Dataset excerpt =>

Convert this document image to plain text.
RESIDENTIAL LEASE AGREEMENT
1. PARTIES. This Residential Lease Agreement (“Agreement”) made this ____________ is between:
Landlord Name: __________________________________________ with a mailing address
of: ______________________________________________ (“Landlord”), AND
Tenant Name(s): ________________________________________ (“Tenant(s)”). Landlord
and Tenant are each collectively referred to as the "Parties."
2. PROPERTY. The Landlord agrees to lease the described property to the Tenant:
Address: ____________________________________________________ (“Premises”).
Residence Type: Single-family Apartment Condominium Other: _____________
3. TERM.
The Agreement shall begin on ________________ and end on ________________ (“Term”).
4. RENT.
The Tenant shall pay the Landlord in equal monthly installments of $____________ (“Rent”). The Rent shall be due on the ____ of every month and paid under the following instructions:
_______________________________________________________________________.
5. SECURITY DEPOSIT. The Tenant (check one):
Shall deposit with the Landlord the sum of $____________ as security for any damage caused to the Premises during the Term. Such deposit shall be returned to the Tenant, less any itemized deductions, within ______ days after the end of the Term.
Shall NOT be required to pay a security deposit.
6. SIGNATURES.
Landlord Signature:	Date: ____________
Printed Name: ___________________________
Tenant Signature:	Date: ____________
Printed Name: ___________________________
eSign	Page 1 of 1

Request => Type out the material again exactly as presented.

Result =>
Convert this document image to plain text.
RESIDENTIAL LEASE AGREEMENT
1. PARTIES. This Residential Lease Agreement (“Agreement”) made this ____________ is between:
Landlord Name: __________________________________________ with a mailing address
of: ______________________________________________ (“Landlord”), AND
Tenant Name(s): ________________________________________ (“Tenant(s)”). Landlord
and Tenant are each collectively referred to as the "Parties."
2. PROPERTY. The Landlord agrees to lease the described property to the Tenant:
Address: ____________________________________________________ (“Premises”).
Residence Type: Single-family Apartment Condominium Other: _____________
3. TERM.
The Agreement shall begin on ________________ and end on ________________ (“Term”).
4. RENT.
The Tenant shall pay the Landlord in equal monthly installments of $____________ (“Rent”). The Rent shall be due on the ____ of every month and paid under the following instructions:
_______________________________________________________________________.
5. SECURITY DEPOSIT. The Tenant (check one):
Shall deposit with the Landlord the sum of $____________ as security for any damage caused to the Premises during the Term. Such deposit shall be returned to the Tenant, less any itemized deductions, within ______ days after the end of the Term.
Shall NOT be required to pay a security deposit.
6. SIGNATURES.
Landlord Signature:	Date: ____________
Printed Name: ___________________________
Tenant Signature:	Date: ____________
Printed Name: ___________________________
eSign	Page 1 of 1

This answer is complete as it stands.